### TASK
Return all the entries exactly, keeping pictures out.

Data entries
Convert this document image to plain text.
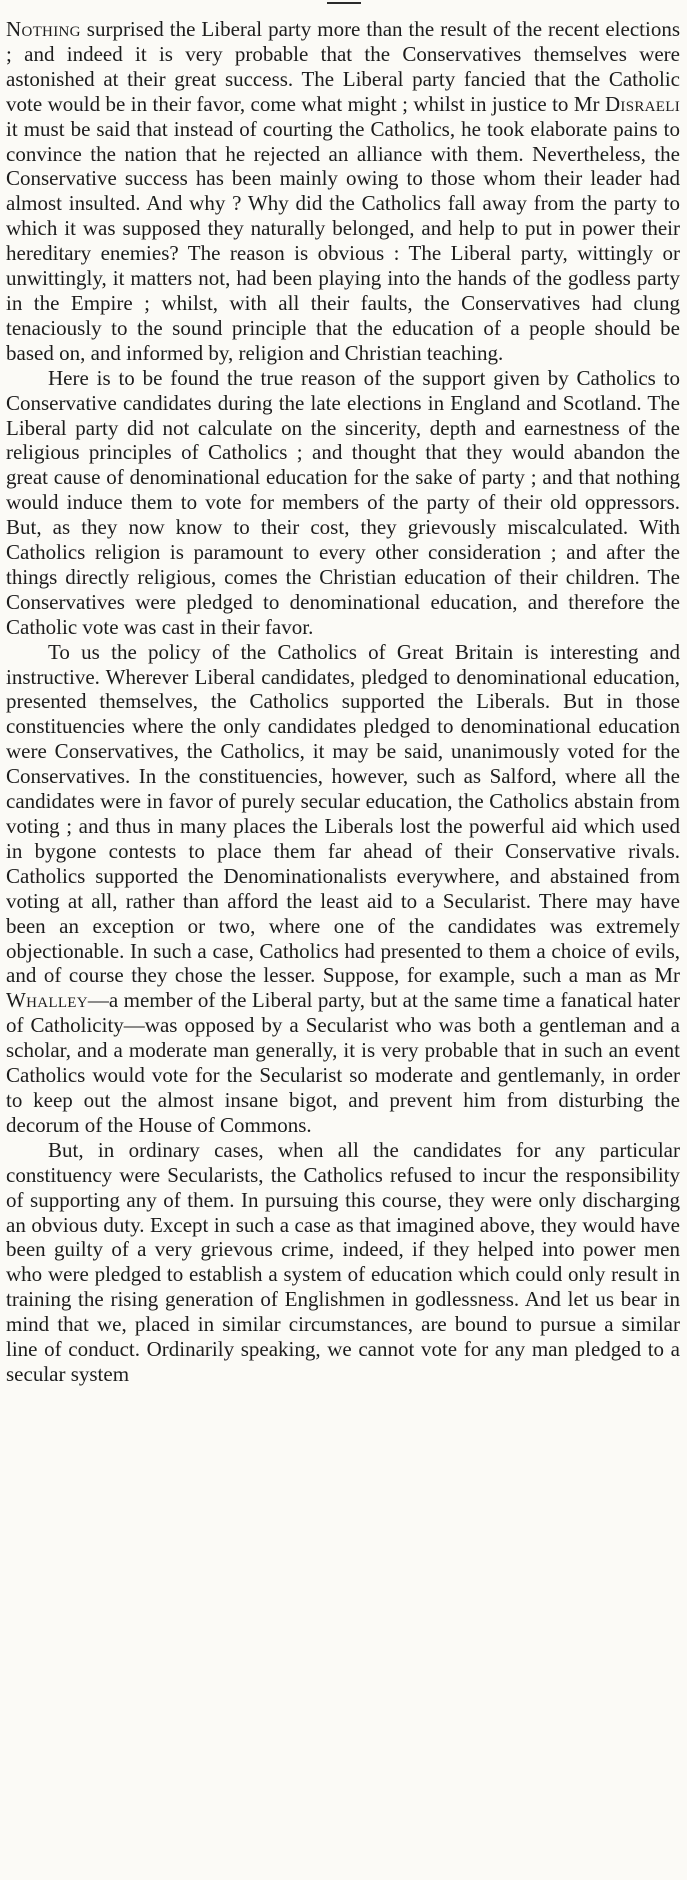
Nothing surprised the Liberal party more than the result of the recent elections ; and indeed it is very probable that the Conservatives themselves were astonished at their great success. The Liberal party fancied that the Catholic vote would be in their favor, come what might ; whilst in justice to Mr Disraeli it must be said that instead of courting the Catholics, he took elaborate pains to convince the nation that he rejected an alliance with them. Nevertheless, the Conservative success has been mainly owing to those whom their leader had almost insulted. And why ? Why did the Catholics fall away from the party to which it was supposed they naturally belonged, and help to put in power their hereditary enemies? The reason is obvious : The Liberal party, wittingly or unwittingly, it matters not, had been playing into the hands of the godless party in the Empire ; whilst, with all their faults, the Conservatives had clung tenaciously to the sound principle that the education of a people should be based on, and informed by, religion and Christian teaching.

Here is to be found the true reason of the support given by Catholics to Conservative candidates during the late elections in England and Scotland. The Liberal party did not calculate on the sincerity, depth and earnestness of the religious principles of Catholics ; and thought that they would abandon the great cause of denominational education for the sake of party ; and that nothing would induce them to vote for members of the party of their old oppressors. But, as they now know to their cost, they grievously miscalculated. With Catholics religion is paramount to every other consideration ; and after the things directly religious, comes the Christian education of their children. The Conservatives were pledged to denominational education, and therefore the Catholic vote was cast in their favor.

To us the policy of the Catholics of Great Britain is interesting and instructive. Wherever Liberal candidates, pledged to denominational education, presented themselves, the Catholics supported the Liberals. But in those constituencies where the only candidates pledged to denominational education were Conservatives, the Catholics, it may be said, unanimously voted for the Conservatives. In the constituencies, however, such as Salford, where all the candidates were in favor of purely secular education, the Catholics abstain from voting ; and thus in many places the Liberals lost the powerful aid which used in bygone contests to place them far ahead of their Conservative rivals. Catholics supported the Denominationalists everywhere, and abstained from voting at all, rather than afford the least aid to a Secularist. There may have been an exception or two, where one of the candidates was extremely objectionable. In such a case, Catholics had presented to them a choice of evils, and of course they chose the lesser. Suppose, for example, such a man as Mr Whalley—a member of the Liberal party, but at the same time a fanatical hater of Catholicity—was opposed by a Secularist who was both a gentleman and a scholar, and a moderate man generally, it is very probable that in such an event Catholics would vote for the Secularist so moderate and gentlemanly, in order to keep out the almost insane bigot, and prevent him from disturbing the decorum of the House of Commons.

But, in ordinary cases, when all the candidates for any particular constituency were Secularists, the Catholics refused to incur the responsibility of supporting any of them. In pursuing this course, they were only discharging an obvious duty. Except in such a case as that imagined above, they would have been guilty of a very grievous crime, indeed, if they helped into power men who were pledged to establish a system of education which could only result in training the rising generation of Englishmen in godlessness. And let us bear in mind that we, placed in similar circumstances, are bound to pursue a similar line of conduct. Ordinarily speaking, we cannot vote for any man pledged to a secular system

### OUTPUT BELOW
Convert this document image to plain text.
Nothing surprised the Liberal party more than the result of the recent elections ; and indeed it is very probable that the Conservatives themselves were astonished at their great success. The Liberal party fancied that the Catholic vote would be in their favor, come what might ; whilst in justice to Mr Disraeli it must be said that instead of courting the Catholics, he took elaborate pains to convince the nation that he rejected an alliance with them. Nevertheless, the Conservative success has been mainly owing to those whom their leader had almost insulted. And why ? Why did the Catholics fall away from the party to which it was supposed they naturally belonged, and help to put in power their hereditary enemies? The reason is obvious : The Liberal party, wittingly or unwittingly, it matters not, had been playing into the hands of the godless party in the Empire ; whilst, with all their faults, the Conservatives had clung tenaciously to the sound principle that the education of a people should be based on, and informed by, religion and Christian teaching.

Here is to be found the true reason of the support given by Catholics to Conservative candidates during the late elections in England and Scotland. The Liberal party did not calculate on the sincerity, depth and earnestness of the religious principles of Catholics ; and thought that they would abandon the great cause of denominational education for the sake of party ; and that nothing would induce them to vote for members of the party of their old oppressors. But, as they now know to their cost, they grievously miscalculated. With Catholics religion is paramount to every other consideration ; and after the things directly religious, comes the Christian education of their children. The Conservatives were pledged to denominational education, and therefore the Catholic vote was cast in their favor.

To us the policy of the Catholics of Great Britain is interesting and instructive. Wherever Liberal candidates, pledged to denominational education, presented themselves, the Catholics supported the Liberals. But in those constituencies where the only candidates pledged to denominational education were Conservatives, the Catholics, it may be said, unanimously voted for the Conservatives. In the constituencies, however, such as Salford, where all the candidates were in favor of purely secular education, the Catholics abstain from voting ; and thus in many places the Liberals lost the powerful aid which used in bygone contests to place them far ahead of their Conservative rivals. Catholics supported the Denominationalists everywhere, and abstained from voting at all, rather than afford the least aid to a Secularist. There may have been an exception or two, where one of the candidates was extremely objectionable. In such a case, Catholics had presented to them a choice of evils, and of course they chose the lesser. Suppose, for example, such a man as Mr Whalley—a member of the Liberal party, but at the same time a fanatical hater of Catholicity—was opposed by a Secularist who was both a gentleman and a scholar, and a moderate man generally, it is very probable that in such an event Catholics would vote for the Secularist so moderate and gentlemanly, in order to keep out the almost insane bigot, and prevent him from disturbing the decorum of the House of Commons.

But, in ordinary cases, when all the candidates for any particular constituency were Secularists, the Catholics refused to incur the responsibility of supporting any of them. In pursuing this course, they were only discharging an obvious duty. Except in such a case as that imagined above, they would have been guilty of a very grievous crime, indeed, if they helped into power men who were pledged to establish a system of education which could only result in training the rising generation of Englishmen in godlessness. And let us bear in mind that we, placed in similar circumstances, are bound to pursue a similar line of conduct. Ordinarily speaking, we cannot vote for any man pledged to a secular system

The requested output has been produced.